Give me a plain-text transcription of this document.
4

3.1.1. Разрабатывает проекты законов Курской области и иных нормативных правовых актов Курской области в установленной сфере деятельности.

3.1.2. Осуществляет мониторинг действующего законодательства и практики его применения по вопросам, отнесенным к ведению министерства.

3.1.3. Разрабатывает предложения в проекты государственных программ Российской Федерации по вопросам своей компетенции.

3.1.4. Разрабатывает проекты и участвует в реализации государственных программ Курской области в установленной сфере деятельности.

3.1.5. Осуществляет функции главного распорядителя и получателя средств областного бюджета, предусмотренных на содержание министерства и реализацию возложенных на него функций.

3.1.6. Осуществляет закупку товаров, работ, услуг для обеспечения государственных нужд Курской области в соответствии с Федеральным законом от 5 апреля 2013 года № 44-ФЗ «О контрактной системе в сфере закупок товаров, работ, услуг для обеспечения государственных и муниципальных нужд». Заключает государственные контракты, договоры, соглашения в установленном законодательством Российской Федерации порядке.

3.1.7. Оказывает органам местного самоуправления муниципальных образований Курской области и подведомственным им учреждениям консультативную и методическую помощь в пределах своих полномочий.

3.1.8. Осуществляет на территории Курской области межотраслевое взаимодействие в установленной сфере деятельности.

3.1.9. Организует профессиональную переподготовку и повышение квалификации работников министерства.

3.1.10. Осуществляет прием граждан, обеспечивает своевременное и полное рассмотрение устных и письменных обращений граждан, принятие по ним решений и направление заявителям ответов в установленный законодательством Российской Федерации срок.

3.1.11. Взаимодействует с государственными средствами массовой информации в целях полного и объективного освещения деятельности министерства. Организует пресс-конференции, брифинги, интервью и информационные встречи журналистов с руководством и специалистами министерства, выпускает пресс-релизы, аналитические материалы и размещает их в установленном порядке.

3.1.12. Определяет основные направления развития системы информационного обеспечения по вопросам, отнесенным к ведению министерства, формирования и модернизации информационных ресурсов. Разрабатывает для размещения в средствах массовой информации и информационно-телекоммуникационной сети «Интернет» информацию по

————————

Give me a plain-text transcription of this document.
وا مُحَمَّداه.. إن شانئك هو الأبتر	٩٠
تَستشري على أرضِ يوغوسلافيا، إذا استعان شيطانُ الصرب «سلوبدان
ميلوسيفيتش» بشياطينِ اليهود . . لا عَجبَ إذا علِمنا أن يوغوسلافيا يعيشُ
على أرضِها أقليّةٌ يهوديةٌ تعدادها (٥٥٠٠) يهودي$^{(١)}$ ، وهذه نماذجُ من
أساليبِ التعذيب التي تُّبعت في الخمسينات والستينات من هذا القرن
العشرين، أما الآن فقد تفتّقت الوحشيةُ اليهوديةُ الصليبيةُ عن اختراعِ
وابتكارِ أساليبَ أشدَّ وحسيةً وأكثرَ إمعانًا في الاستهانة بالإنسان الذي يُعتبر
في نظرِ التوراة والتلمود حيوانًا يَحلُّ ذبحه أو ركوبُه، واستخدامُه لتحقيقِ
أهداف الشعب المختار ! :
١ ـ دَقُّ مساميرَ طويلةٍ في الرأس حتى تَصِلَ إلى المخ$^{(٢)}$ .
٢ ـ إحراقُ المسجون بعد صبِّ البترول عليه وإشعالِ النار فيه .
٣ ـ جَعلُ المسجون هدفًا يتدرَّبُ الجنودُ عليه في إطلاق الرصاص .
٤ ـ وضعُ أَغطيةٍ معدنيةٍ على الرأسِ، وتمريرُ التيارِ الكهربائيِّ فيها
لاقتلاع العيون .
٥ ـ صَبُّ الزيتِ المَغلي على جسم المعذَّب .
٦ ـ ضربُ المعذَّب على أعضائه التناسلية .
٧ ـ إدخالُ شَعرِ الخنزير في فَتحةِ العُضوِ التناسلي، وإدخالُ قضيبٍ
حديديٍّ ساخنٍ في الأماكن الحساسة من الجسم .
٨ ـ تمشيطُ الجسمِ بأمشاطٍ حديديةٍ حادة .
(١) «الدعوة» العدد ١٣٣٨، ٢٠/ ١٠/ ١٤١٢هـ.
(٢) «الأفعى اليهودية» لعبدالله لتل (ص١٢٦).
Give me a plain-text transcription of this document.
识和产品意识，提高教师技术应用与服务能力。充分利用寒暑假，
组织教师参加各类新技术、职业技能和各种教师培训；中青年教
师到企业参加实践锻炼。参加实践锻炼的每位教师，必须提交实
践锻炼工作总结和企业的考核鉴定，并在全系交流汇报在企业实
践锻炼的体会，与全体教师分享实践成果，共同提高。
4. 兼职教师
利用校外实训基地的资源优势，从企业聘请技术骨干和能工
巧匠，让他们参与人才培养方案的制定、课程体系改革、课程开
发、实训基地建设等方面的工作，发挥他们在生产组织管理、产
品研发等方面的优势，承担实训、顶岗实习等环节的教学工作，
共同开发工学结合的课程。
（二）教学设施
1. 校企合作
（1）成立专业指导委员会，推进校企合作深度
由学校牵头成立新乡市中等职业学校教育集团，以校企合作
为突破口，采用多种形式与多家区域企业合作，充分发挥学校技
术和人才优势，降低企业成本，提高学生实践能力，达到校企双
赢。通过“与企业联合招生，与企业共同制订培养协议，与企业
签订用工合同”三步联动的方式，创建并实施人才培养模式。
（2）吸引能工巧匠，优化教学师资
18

————————

**STATED PROBLEM:**
Count each line with "المعذ" in it and report that figure by itself.

**THE RESPONSE:**
2